◆ Given exercise ◆
Reproduce the lines of the listing below, from its first line through the line containing "metric-label: Avg. page", inclusive.

■ ■ ■ ■ ■

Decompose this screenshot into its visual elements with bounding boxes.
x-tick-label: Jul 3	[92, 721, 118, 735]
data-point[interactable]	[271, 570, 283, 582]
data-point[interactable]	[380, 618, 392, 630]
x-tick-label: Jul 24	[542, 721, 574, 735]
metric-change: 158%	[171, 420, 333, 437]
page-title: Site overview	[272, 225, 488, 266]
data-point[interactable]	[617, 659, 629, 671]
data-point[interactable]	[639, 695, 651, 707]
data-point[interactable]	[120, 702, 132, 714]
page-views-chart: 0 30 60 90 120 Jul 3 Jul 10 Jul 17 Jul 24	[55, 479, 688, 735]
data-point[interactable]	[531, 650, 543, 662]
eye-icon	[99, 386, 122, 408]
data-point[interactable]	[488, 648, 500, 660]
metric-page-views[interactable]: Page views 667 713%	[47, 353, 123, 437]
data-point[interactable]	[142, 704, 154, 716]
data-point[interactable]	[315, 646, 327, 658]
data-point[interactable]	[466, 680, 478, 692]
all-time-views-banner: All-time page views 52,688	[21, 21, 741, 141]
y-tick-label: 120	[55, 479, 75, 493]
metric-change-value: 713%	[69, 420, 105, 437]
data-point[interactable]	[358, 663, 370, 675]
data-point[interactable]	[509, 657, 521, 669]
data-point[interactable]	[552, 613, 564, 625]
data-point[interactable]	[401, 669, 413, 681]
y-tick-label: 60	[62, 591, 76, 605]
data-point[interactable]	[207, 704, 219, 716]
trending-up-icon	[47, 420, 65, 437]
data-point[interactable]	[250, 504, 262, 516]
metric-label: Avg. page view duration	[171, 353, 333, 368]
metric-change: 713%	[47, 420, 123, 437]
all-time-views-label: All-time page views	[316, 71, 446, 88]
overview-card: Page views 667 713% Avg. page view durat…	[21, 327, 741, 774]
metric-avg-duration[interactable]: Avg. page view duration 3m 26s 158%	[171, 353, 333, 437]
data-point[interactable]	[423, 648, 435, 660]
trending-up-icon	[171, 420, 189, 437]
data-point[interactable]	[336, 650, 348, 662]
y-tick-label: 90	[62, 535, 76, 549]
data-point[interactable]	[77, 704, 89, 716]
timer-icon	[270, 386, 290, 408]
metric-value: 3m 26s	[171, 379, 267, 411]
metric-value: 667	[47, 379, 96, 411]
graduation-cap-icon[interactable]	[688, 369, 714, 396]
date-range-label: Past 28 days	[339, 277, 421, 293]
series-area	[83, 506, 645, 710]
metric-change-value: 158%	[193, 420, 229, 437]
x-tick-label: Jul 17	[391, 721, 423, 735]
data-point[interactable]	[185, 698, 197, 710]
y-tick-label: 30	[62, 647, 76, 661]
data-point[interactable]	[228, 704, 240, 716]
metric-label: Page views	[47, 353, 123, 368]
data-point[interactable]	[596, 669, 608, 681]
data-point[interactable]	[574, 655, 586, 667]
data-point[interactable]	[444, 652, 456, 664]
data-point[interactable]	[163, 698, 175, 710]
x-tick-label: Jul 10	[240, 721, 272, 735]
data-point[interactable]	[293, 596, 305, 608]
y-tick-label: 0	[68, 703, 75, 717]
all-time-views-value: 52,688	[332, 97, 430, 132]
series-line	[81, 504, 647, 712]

■ ■ ■ ■ ■

◆ Finished exercise ◆
Decompose this screenshot into its visual elements with bounding boxes.
x-tick-label: Jul 3	[92, 721, 118, 735]
data-point[interactable]	[271, 570, 283, 582]
data-point[interactable]	[380, 618, 392, 630]
x-tick-label: Jul 24	[542, 721, 574, 735]
metric-change: 158%	[171, 420, 333, 437]
page-title: Site overview	[272, 225, 488, 266]
data-point[interactable]	[617, 659, 629, 671]
data-point[interactable]	[639, 695, 651, 707]
data-point[interactable]	[120, 702, 132, 714]
page-views-chart: 0 30 60 90 120 Jul 3 Jul 10 Jul 17 Jul 24	[55, 479, 688, 735]
data-point[interactable]	[531, 650, 543, 662]
eye-icon	[99, 386, 122, 408]
data-point[interactable]	[488, 648, 500, 660]
metric-page-views[interactable]: Page views 667 713%	[47, 353, 123, 437]
data-point[interactable]	[142, 704, 154, 716]
data-point[interactable]	[315, 646, 327, 658]
data-point[interactable]	[466, 680, 478, 692]
all-time-views-banner: All-time page views 52,688	[21, 21, 741, 141]
y-tick-label: 120	[55, 479, 75, 493]
metric-change-value: 713%	[69, 420, 105, 437]
data-point[interactable]	[358, 663, 370, 675]
data-point[interactable]	[509, 657, 521, 669]
data-point[interactable]	[552, 613, 564, 625]
data-point[interactable]	[401, 669, 413, 681]
y-tick-label: 60	[62, 591, 76, 605]
data-point[interactable]	[207, 704, 219, 716]
trending-up-icon	[47, 420, 65, 437]
data-point[interactable]	[250, 504, 262, 516]
metric-label: Avg. page view duration	[171, 353, 333, 368]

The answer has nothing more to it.